— START OF DATA LISTING —

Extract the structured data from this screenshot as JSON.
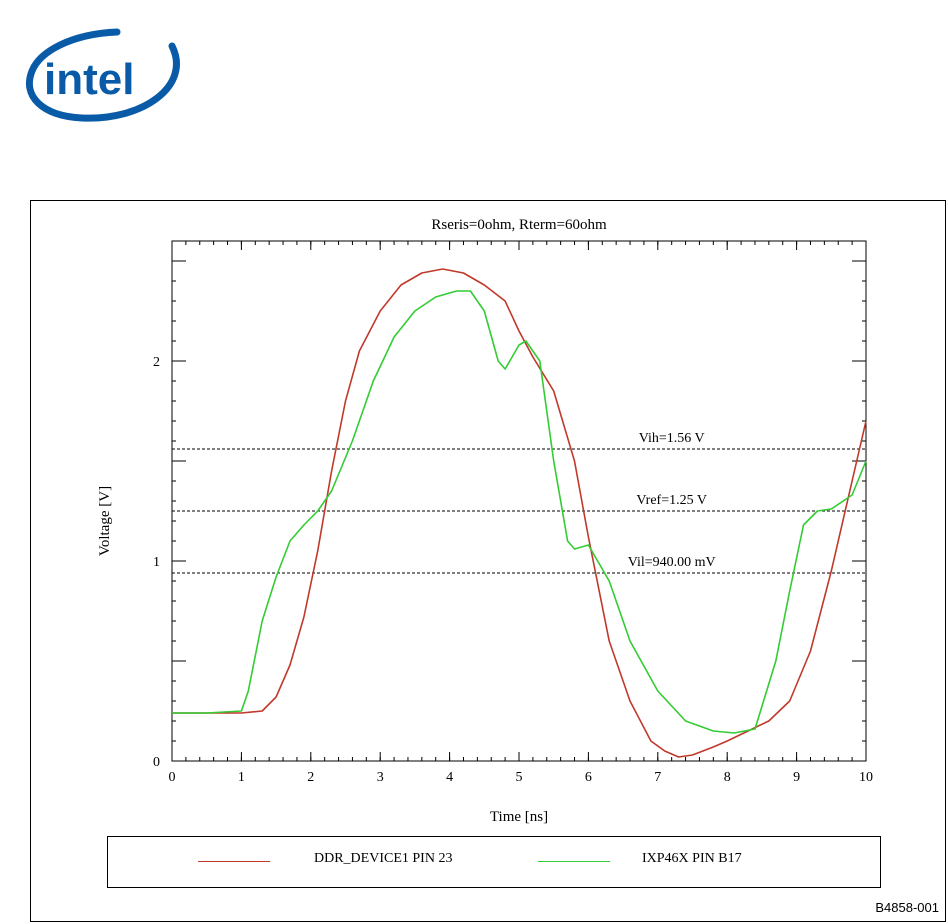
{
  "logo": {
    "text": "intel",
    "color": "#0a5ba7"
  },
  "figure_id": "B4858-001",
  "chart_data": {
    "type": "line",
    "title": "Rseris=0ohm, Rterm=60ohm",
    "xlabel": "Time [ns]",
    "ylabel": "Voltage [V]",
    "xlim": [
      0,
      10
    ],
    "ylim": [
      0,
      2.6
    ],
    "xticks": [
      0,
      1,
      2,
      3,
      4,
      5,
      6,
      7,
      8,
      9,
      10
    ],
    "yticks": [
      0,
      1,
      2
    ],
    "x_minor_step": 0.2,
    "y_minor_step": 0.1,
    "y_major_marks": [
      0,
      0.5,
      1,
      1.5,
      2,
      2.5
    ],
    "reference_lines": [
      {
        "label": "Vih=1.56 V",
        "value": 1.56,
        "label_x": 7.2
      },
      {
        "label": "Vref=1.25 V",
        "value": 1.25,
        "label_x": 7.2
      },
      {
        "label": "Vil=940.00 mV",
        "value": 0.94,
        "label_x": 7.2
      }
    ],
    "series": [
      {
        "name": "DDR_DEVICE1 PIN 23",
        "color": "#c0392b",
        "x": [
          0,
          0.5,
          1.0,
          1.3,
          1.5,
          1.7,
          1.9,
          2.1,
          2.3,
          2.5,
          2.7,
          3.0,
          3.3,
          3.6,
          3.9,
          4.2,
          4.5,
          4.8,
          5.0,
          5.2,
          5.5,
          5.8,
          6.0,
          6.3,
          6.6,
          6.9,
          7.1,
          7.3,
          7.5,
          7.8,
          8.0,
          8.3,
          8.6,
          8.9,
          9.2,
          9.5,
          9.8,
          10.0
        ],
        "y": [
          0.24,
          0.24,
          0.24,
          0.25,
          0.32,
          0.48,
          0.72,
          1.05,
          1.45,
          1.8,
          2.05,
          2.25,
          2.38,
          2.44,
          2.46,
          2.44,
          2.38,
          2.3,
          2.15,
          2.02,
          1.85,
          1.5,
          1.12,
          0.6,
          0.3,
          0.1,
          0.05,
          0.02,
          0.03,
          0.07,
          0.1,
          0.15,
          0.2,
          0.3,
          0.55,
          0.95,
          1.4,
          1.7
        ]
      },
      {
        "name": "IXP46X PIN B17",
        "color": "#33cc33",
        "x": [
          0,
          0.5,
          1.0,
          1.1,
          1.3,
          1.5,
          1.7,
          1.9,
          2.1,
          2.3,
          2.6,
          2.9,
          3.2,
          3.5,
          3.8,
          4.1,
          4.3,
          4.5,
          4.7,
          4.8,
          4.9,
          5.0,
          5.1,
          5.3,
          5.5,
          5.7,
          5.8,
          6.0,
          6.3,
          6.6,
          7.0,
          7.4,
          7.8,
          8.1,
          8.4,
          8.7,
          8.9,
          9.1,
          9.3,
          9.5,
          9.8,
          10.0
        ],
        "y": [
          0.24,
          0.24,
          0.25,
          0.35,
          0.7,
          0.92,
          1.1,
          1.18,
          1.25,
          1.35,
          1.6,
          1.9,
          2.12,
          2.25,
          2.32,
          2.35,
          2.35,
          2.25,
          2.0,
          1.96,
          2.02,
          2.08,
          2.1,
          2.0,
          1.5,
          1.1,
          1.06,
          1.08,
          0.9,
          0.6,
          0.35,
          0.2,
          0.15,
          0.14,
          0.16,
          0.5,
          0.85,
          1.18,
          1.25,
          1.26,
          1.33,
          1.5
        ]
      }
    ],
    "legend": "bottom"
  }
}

— END OF DATA LISTING —

Skip the pictures and transcribe the rest of the records exactly.

EXPECTED OUTPUT>
Extract the structured data from this screenshot as JSON.
{
  "logo": {
    "text": "intel",
    "color": "#0a5ba7"
  },
  "figure_id": "B4858-001",
  "chart_data": {
    "type": "line",
    "title": "Rseris=0ohm, Rterm=60ohm",
    "xlabel": "Time [ns]",
    "ylabel": "Voltage [V]",
    "xlim": [
      0,
      10
    ],
    "ylim": [
      0,
      2.6
    ],
    "xticks": [
      0,
      1,
      2,
      3,
      4,
      5,
      6,
      7,
      8,
      9,
      10
    ],
    "yticks": [
      0,
      1,
      2
    ],
    "x_minor_step": 0.2,
    "y_minor_step": 0.1,
    "y_major_marks": [
      0,
      0.5,
      1,
      1.5,
      2,
      2.5
    ],
    "reference_lines": [
      {
        "label": "Vih=1.56 V",
        "value": 1.56,
        "label_x": 7.2
      },
      {
        "label": "Vref=1.25 V",
        "value": 1.25,
        "label_x": 7.2
      },
      {
        "label": "Vil=940.00 mV",
        "value": 0.94,
        "label_x": 7.2
      }
    ],
    "series": [
      {
        "name": "DDR_DEVICE1 PIN 23",
        "color": "#c0392b",
        "x": [
          0,
          0.5,
          1.0,
          1.3,
          1.5,
          1.7,
          1.9,
          2.1,
          2.3,
          2.5,
          2.7,
          3.0,
          3.3,
          3.6,
          3.9,
          4.2,
          4.5,
          4.8,
          5.0,
          5.2,
          5.5,
          5.8,
          6.0,
          6.3,
          6.6,
          6.9,
          7.1,
          7.3,
          7.5,
          7.8,
          8.0,
          8.3,
          8.6,
          8.9,
          9.2,
          9.5,
          9.8,
          10.0
        ],
        "y": [
          0.24,
          0.24,
          0.24,
          0.25,
          0.32,
          0.48,
          0.72,
          1.05,
          1.45,
          1.8,
          2.05,
          2.25,
          2.38,
          2.44,
          2.46,
          2.44,
          2.38,
          2.3,
          2.15,
          2.02,
          1.85,
          1.5,
          1.12,
          0.6,
          0.3,
          0.1,
          0.05,
          0.02,
          0.03,
          0.07,
          0.1,
          0.15,
          0.2,
          0.3,
          0.55,
          0.95,
          1.4,
          1.7
        ]
      },
      {
        "name": "IXP46X PIN B17",
        "color": "#33cc33",
        "x": [
          0,
          0.5,
          1.0,
          1.1,
          1.3,
          1.5,
          1.7,
          1.9,
          2.1,
          2.3,
          2.6,
          2.9,
          3.2,
          3.5,
          3.8,
          4.1,
          4.3,
          4.5,
          4.7,
          4.8,
          4.9,
          5.0,
          5.1,
          5.3,
          5.5,
          5.7,
          5.8,
          6.0,
          6.3,
          6.6,
          7.0,
          7.4,
          7.8,
          8.1,
          8.4,
          8.7,
          8.9,
          9.1,
          9.3,
          9.5,
          9.8,
          10.0
        ],
        "y": [
          0.24,
          0.24,
          0.25,
          0.35,
          0.7,
          0.92,
          1.1,
          1.18,
          1.25,
          1.35,
          1.6,
          1.9,
          2.12,
          2.25,
          2.32,
          2.35,
          2.35,
          2.25,
          2.0,
          1.96,
          2.02,
          2.08,
          2.1,
          2.0,
          1.5,
          1.1,
          1.06,
          1.08,
          0.9,
          0.6,
          0.35,
          0.2,
          0.15,
          0.14,
          0.16,
          0.5,
          0.85,
          1.18,
          1.25,
          1.26,
          1.33,
          1.5
        ]
      }
    ],
    "legend": "bottom"
  }
}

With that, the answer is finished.